■ Passage provided ■
☆ ☆ ☆

Tasks fail on SocketTimeoutException

Hi,

I’m running druid 0.13 and every now and then tasks fail on SocketTimeoutException.

It only happens to tasks we index using EMR and it happens to around 2% of our tasks, this issue started a few days ago.

The tasks don’t start on EMR, they fail before. It looks like it fails to run the job on EMR and gets a timeout from EMR even though everything is accessible and other tasks start successfully.

2019-06-15T09:01:17,322 ERROR [task-runner-0-priority-0] org.apache.druid.indexing.common.task.HadoopIndexTask - Encountered exception in HadoopIndexGeneratorInnerProcessing.

☆ ☆ ☆

■ Data excerpt ■
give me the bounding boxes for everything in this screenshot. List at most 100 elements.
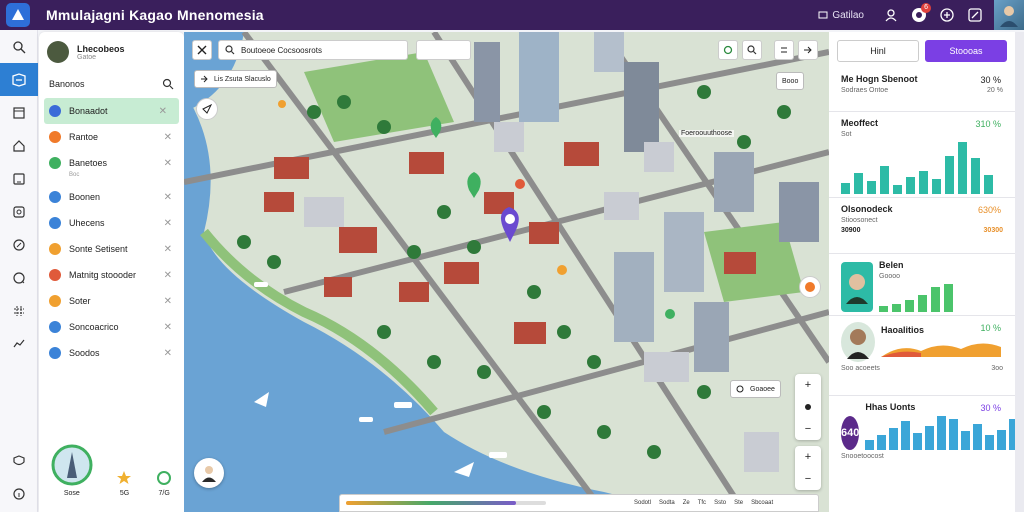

☆ ☆ ☆

■ To-do list ■
[1] According to the Druid thread, roughly what share of the tasks indexed with EMR fail?
[2] Check each statement against the Druid thread and answer yes or no, quoting the words that decide it: (a) The poster runs Druid version 0.13. (b) The failing tasks start on EMR and then stop partway through. (c) The problem has been going on for several months.
[3] Transcribe the Druid thread, starting at "2019-06-15T09:01:17,322 ERROR [task-runner-0-priority-0]" and ending at "exception in HadoopIndexGeneratorInnerProcessing.".
Answer using only the Druid thread.

■ Solved problems ■
[1] Around 2% of them.

[2]
(a) Yes: "I’m running druid 0.13"
(b) No: "The tasks don’t start on EMR, they fail before."
(c) No: "this issue started a few days ago."

[3]
2019-06-15T09:01:17,322 ERROR [task-runner-0-priority-0] org.apache.druid.indexing.common.task.HadoopIndexTask - Encountered exception in HadoopIndexGeneratorInnerProcessing.